▶

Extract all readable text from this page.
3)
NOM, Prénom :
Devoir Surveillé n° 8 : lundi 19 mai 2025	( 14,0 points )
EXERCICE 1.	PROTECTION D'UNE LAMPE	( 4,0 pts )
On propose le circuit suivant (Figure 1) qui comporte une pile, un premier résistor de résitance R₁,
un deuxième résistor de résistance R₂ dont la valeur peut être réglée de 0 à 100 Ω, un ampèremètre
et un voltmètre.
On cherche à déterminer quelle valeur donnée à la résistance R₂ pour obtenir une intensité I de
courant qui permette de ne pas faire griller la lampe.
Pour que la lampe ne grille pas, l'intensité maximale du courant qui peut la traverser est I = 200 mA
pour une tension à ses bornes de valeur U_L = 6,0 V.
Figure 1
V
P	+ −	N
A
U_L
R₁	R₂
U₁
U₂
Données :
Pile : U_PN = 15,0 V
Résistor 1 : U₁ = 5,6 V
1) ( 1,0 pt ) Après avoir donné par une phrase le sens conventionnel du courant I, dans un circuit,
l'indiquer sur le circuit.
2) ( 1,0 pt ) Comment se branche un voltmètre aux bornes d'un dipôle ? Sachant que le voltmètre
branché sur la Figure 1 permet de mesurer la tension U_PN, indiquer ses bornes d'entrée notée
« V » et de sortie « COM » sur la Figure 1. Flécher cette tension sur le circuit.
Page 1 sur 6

◀

§ **Work required**
Search the lines for the string "indiquer" and copy every line that has it.

§ **The answer**
l'indiquer sur le circuit.
branché sur la Figure 1 permet de mesurer la tension U_PN, indiquer ses bornes d'entrée notée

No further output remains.